**PROMPT:** Lay out the items from the line with "fuse 12 (10A) — [327, 482, 334, 489]" to the line with "svg-text:7: 7 — [341, 544, 352, 564]" as a Markdown table with the columns Row and Line. Number each line in Row, put the line itself in Line, and leave out blank lines.

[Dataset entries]
[BEGIN]
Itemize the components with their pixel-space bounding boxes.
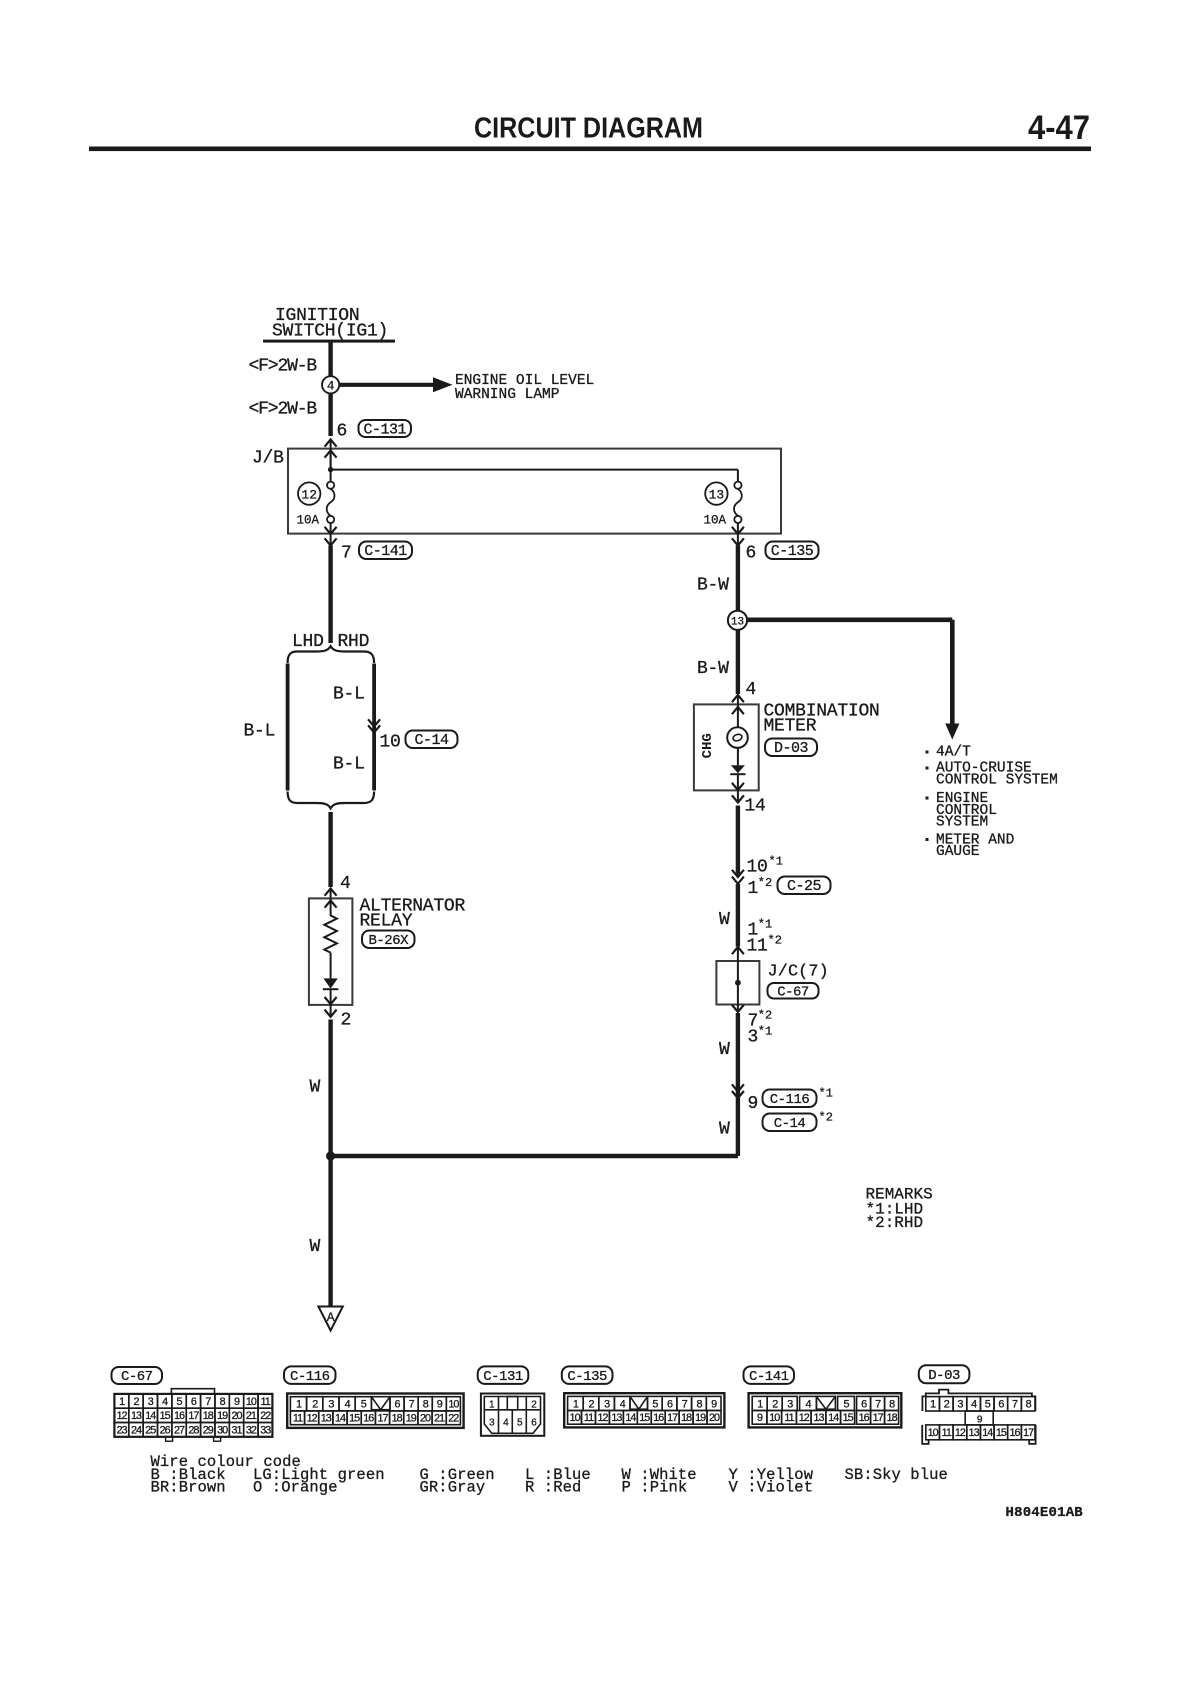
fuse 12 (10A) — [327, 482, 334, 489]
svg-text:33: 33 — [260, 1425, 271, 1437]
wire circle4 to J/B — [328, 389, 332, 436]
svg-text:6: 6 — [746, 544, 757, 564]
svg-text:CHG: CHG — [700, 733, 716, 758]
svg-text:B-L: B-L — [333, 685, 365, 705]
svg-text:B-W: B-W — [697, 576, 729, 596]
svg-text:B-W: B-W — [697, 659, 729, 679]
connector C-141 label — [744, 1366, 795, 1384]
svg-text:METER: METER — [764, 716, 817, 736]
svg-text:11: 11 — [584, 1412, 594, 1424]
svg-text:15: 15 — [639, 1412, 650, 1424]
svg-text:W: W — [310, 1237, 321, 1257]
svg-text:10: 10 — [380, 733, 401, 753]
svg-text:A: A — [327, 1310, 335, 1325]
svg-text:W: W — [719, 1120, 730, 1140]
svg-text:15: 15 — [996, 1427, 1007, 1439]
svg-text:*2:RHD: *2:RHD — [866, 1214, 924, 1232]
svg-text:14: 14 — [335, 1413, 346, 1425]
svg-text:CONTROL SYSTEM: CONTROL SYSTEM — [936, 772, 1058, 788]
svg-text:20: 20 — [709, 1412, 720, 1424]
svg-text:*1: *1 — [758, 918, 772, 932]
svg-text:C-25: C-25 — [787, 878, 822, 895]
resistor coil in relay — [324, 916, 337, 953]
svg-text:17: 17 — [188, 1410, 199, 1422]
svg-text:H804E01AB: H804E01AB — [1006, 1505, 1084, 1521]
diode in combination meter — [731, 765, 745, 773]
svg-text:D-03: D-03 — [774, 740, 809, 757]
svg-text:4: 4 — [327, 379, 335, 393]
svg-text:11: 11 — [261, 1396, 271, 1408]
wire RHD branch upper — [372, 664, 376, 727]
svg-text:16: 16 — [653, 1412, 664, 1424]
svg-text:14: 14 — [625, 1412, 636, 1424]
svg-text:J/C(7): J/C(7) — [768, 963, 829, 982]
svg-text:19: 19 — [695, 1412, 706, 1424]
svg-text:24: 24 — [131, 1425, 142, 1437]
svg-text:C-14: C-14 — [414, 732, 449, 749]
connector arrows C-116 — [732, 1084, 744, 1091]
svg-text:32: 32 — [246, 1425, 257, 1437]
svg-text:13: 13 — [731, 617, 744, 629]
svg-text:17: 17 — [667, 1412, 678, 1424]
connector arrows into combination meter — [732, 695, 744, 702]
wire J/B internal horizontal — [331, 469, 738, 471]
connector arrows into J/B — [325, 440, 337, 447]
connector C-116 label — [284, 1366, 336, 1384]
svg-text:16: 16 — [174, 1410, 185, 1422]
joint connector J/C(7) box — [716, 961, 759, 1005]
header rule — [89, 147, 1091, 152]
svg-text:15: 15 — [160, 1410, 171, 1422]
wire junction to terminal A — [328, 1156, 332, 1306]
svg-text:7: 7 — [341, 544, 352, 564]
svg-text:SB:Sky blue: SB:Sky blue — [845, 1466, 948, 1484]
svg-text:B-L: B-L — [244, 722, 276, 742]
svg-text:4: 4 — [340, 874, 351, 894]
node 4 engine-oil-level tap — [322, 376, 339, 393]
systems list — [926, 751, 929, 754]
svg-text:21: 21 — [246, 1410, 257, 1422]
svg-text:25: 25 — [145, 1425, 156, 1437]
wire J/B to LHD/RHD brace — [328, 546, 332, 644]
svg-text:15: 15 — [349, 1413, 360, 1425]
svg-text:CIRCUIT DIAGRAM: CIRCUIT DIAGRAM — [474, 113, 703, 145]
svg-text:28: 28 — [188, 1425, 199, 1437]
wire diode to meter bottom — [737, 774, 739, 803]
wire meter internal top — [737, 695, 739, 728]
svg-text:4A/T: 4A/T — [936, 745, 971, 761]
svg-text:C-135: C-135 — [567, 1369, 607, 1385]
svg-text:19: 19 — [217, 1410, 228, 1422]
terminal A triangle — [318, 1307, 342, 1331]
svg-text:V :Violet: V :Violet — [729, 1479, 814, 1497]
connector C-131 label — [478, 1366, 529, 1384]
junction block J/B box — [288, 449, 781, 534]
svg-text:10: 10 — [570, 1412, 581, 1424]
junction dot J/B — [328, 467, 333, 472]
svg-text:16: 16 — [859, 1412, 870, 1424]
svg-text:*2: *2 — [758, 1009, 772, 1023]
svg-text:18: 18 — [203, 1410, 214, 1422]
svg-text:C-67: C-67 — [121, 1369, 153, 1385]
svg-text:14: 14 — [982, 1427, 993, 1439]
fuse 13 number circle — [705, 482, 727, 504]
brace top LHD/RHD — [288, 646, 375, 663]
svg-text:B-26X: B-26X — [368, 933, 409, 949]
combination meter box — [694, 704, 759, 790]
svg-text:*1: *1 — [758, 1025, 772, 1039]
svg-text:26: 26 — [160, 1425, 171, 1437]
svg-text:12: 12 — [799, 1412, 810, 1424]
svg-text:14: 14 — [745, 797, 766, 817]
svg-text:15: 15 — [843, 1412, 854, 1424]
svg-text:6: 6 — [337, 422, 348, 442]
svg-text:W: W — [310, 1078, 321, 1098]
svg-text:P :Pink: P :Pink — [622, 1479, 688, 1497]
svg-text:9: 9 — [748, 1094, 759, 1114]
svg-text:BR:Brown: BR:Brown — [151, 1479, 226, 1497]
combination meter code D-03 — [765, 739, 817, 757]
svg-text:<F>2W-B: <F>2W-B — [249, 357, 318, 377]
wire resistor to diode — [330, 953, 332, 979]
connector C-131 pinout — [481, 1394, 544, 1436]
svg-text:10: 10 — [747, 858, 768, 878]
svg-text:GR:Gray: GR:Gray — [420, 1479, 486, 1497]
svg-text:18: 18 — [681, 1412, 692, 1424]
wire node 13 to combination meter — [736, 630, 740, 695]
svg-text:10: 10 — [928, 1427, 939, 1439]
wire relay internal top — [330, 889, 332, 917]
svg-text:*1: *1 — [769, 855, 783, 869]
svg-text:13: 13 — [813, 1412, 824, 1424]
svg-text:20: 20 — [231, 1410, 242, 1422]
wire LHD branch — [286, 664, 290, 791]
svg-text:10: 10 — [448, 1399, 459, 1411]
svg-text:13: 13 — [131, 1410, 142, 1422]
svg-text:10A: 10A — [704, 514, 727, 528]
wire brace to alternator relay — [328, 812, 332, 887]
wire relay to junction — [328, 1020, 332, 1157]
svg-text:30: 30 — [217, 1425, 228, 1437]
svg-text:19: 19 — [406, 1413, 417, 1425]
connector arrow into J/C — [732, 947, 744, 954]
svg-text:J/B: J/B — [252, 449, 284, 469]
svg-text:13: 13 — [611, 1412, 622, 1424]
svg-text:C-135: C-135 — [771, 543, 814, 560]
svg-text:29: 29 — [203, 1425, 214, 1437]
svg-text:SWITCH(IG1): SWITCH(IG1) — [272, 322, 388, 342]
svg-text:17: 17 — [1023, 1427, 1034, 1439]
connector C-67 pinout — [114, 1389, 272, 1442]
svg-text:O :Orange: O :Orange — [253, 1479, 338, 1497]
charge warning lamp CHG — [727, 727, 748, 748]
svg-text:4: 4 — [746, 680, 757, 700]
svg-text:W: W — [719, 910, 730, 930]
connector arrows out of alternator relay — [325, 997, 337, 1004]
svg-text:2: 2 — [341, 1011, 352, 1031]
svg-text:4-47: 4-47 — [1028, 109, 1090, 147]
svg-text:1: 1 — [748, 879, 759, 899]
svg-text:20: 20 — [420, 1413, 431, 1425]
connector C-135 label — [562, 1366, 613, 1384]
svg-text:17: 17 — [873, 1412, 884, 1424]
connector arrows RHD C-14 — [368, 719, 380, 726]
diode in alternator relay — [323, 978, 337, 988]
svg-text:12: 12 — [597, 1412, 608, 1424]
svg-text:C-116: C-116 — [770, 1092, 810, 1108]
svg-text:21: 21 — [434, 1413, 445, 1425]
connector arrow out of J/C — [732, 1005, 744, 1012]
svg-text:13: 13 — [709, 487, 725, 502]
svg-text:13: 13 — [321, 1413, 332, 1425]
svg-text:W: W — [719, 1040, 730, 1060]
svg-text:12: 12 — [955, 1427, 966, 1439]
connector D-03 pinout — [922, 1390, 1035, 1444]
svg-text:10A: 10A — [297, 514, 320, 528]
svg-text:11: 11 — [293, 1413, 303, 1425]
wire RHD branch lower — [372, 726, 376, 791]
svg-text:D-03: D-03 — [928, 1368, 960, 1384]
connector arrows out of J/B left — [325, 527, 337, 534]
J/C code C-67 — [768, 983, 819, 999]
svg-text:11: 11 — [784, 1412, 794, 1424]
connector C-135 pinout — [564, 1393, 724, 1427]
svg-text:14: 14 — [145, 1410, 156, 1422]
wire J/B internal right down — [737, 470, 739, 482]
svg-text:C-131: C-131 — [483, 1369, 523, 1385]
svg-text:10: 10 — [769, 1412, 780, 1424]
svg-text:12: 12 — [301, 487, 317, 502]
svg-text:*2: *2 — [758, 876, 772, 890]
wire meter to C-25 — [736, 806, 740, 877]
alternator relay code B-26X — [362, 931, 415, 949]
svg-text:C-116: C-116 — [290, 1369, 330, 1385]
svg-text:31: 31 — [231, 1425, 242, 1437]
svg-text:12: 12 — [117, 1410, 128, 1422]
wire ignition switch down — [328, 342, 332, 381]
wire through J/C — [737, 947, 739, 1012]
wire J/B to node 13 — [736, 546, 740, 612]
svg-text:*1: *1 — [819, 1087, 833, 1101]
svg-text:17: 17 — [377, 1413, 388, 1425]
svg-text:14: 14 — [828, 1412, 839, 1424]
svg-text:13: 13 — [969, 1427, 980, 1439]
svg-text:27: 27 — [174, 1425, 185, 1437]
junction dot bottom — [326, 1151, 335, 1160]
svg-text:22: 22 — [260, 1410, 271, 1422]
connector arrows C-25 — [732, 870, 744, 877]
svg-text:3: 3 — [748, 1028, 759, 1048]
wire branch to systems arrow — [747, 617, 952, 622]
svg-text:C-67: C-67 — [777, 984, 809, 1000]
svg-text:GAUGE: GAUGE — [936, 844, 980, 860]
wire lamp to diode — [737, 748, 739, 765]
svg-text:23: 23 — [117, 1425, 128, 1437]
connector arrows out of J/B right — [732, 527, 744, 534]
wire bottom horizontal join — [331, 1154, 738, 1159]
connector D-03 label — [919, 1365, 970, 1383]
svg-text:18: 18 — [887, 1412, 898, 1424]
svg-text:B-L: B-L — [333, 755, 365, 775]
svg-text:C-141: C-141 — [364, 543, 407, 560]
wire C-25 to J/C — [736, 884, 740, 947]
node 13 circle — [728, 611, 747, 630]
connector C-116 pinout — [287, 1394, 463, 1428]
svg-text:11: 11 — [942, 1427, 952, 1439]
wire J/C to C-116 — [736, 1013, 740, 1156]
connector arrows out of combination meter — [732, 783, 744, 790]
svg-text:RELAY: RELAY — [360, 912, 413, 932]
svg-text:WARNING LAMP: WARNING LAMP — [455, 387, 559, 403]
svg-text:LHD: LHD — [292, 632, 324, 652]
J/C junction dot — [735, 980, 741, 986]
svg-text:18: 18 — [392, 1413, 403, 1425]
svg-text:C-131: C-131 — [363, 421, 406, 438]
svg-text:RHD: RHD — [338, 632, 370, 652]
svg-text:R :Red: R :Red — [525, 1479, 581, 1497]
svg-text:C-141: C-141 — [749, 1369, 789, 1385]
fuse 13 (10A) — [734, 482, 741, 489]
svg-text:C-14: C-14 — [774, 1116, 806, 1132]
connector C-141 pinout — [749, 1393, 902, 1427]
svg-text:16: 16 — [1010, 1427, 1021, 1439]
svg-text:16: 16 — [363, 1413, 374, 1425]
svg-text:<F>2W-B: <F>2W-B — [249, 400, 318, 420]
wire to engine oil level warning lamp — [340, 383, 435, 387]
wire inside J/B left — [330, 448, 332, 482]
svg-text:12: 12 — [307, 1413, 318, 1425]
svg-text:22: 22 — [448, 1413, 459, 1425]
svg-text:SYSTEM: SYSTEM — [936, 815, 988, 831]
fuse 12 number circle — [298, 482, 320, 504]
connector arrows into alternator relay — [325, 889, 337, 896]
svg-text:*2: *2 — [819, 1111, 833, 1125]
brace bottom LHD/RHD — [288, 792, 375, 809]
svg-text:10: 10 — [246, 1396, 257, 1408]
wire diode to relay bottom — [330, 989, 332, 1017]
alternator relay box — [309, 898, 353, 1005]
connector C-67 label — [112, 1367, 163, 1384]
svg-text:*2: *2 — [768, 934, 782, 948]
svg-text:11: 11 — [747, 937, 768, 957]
[END]
[BEGIN]
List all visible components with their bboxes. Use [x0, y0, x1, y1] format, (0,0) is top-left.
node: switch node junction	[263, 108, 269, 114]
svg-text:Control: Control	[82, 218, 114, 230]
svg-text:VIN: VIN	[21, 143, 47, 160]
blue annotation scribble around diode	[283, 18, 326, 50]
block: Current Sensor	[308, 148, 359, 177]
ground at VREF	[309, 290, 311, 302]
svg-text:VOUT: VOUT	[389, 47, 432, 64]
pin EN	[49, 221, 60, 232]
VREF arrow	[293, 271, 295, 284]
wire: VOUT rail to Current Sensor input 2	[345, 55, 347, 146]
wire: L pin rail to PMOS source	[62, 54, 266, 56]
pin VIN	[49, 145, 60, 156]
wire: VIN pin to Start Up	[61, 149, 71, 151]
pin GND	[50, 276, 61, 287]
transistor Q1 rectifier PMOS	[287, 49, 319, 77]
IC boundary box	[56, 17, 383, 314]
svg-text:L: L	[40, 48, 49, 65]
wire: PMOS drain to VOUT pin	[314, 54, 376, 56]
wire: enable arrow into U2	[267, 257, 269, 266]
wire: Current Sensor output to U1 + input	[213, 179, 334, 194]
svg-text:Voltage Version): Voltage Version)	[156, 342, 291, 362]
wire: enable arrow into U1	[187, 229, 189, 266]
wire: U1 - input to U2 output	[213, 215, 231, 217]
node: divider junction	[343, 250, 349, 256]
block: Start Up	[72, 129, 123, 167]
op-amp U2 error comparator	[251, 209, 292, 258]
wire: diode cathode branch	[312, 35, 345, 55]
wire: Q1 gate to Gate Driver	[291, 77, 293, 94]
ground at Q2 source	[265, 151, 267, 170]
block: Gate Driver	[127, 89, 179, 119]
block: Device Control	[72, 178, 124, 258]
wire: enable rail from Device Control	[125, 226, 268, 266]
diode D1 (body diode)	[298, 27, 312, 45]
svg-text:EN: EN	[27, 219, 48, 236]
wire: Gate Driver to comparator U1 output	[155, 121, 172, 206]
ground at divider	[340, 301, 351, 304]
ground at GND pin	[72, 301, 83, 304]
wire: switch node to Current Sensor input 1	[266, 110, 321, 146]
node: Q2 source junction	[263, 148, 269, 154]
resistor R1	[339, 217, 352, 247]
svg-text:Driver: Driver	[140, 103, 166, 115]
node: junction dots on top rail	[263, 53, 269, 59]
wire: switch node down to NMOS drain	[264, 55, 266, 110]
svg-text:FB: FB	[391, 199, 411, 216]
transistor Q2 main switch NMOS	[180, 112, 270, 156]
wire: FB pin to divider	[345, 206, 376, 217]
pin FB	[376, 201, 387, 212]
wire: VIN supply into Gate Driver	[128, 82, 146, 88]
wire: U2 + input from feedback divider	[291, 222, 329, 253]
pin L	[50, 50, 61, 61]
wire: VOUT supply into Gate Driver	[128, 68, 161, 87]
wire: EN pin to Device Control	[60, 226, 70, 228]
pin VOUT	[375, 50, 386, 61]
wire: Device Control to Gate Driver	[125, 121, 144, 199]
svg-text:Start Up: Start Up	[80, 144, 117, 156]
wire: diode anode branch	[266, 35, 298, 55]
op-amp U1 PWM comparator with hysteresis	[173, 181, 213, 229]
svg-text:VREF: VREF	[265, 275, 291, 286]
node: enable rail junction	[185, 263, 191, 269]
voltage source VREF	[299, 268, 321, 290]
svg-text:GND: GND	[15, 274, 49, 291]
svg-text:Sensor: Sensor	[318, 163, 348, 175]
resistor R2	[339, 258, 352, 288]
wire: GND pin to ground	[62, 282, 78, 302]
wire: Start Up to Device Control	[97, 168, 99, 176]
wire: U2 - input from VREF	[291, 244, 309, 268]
[END]
[BEGIN]
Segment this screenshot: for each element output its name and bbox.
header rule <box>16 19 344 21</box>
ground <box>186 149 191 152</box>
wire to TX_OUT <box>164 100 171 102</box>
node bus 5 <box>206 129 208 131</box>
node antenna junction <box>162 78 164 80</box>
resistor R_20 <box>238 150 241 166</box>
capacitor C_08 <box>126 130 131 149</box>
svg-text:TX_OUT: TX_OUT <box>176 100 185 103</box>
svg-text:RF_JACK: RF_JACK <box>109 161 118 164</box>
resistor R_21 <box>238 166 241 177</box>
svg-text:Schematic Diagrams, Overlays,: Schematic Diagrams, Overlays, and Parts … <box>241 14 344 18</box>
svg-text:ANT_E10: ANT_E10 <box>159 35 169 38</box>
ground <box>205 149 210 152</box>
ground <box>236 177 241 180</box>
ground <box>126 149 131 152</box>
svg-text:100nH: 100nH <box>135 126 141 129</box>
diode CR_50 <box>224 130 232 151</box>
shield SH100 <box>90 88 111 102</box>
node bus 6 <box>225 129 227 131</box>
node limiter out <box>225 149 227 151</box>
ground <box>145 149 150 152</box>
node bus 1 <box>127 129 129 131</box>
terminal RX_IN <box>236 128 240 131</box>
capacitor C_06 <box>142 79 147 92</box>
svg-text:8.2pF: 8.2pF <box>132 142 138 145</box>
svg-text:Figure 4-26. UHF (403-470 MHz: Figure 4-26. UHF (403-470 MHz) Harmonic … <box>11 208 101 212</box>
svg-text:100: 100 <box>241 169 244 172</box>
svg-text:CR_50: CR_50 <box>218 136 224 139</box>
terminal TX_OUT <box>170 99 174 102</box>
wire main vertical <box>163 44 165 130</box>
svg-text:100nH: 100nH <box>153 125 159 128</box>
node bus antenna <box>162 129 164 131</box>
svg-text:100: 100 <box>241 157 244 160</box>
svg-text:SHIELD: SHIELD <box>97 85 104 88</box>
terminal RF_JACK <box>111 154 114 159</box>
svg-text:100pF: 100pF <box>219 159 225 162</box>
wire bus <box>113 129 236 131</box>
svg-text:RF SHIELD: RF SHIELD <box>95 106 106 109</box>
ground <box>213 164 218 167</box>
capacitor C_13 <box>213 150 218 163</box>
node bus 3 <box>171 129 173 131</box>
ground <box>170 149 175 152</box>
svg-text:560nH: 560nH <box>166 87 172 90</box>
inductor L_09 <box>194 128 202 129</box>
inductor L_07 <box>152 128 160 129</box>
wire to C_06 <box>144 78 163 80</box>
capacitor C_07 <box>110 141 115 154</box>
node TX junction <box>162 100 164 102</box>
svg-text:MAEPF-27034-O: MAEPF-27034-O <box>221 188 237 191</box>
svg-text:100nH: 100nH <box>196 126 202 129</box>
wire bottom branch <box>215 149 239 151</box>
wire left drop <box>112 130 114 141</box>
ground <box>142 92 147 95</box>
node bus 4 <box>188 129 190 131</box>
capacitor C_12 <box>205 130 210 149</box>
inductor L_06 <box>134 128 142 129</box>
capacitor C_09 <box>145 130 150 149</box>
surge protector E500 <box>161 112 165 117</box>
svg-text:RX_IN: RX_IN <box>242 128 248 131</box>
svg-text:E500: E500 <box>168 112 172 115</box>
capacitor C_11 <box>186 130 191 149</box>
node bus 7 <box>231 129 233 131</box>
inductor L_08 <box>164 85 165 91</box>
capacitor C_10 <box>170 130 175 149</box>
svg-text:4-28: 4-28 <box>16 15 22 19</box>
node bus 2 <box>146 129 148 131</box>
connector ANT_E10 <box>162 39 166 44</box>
[END]
**TASK OUTPUT:**
| Row | Line |
|---|---|
| 1 | fuse 12 (10A) — [327, 482, 334, 489] |
| 2 | svg-text:33: 33 — [260, 1425, 271, 1437] |
| 3 | wire circle4 to J/B — [328, 389, 332, 436] |
| 4 | svg-text:6: 6 — [746, 544, 757, 564] |
| 5 | svg-text:CHG: CHG — [700, 733, 716, 758] |
| 6 | svg-text:B-L: B-L — [333, 685, 365, 705] |
| 7 | svg-text:B-W: B-W — [697, 576, 729, 596] |
| 8 | svg-text:B-W: B-W — [697, 659, 729, 679] |
| 9 | connector C-141 label — [744, 1366, 795, 1384] |
| 10 | svg-text:METER: METER — [764, 716, 817, 736] |
| 11 | svg-text:11: 11 — [584, 1412, 594, 1424] |
| 12 | svg-text:15: 15 — [639, 1412, 650, 1424] |
| 13 | svg-text:W: W — [310, 1237, 321, 1257] |
| 14 | svg-text:10: 10 — [380, 733, 401, 753] |
| 15 | svg-text:A: A — [327, 1310, 335, 1325] |
| 16 | svg-text:W: W — [719, 1120, 730, 1140] |
| 17 | svg-text:15: 15 — [996, 1427, 1007, 1439] |
| 18 | svg-text:*2:RHD: *2:RHD — [866, 1214, 924, 1232] |
| 19 | svg-text:14: 14 — [335, 1413, 346, 1425] |
| 20 | svg-text:CONTROL SYSTEM: CONTROL SYSTEM — [936, 772, 1058, 788] |
| 21 | svg-text:20: 20 — [709, 1412, 720, 1424] |
| 22 | svg-text:*1: *1 — [758, 918, 772, 932] |
| 23 | svg-text:C-25: C-25 — [787, 878, 822, 895] |
| 24 | resistor coil in relay — [324, 916, 337, 953] |
| 25 | svg-text:17: 17 — [188, 1410, 199, 1422] |
| 26 | svg-text:H804E01AB: H804E01AB — [1006, 1505, 1084, 1521] |
| 27 | diode in combination meter — [731, 765, 745, 773] |
| 28 | svg-text:D-03: D-03 — [774, 740, 809, 757] |
| 29 | svg-text:4: 4 — [327, 379, 335, 393] |
| 30 | svg-text:11: 11 — [261, 1396, 271, 1408] |
| 31 | wire RHD branch upper — [372, 664, 376, 727] |
| 32 | svg-text:16: 16 — [653, 1412, 664, 1424] |
| 33 | svg-text:14: 14 — [625, 1412, 636, 1424] |
| 34 | svg-text:J/C(7): J/C(7) — [768, 963, 829, 982] |
| 35 | svg-text:19: 19 — [695, 1412, 706, 1424] |
| 36 | svg-text:24: 24 — [131, 1425, 142, 1437] |
| 37 | svg-text:C-14: C-14 — [414, 732, 449, 749] |
| 38 | connector arrows C-116 — [732, 1084, 744, 1091] |
| 39 | svg-text:32: 32 — [246, 1425, 257, 1437] |
| 40 | svg-text:13: 13 — [731, 617, 744, 629] |
| 41 | svg-text:17: 17 — [667, 1412, 678, 1424] |
| 42 | connector arrows into combination meter — [732, 695, 744, 702] |
| 43 | wire J/B internal horizontal — [331, 469, 738, 471] |
| 44 | connector arrows into J/B — [325, 440, 337, 447] |
| 45 | connector C-116 label — [284, 1366, 336, 1384] |
| 46 | svg-text:16: 16 — [174, 1410, 185, 1422] |
| 47 | joint connector J/C(7) box — [716, 961, 759, 1005] |
| 48 | header rule — [89, 147, 1091, 152] |
| 49 | svg-text:15: 15 — [160, 1410, 171, 1422] |
| 50 | wire junction to terminal A — [328, 1156, 332, 1306] |
| 51 | svg-text:7: 7 — [341, 544, 352, 564] |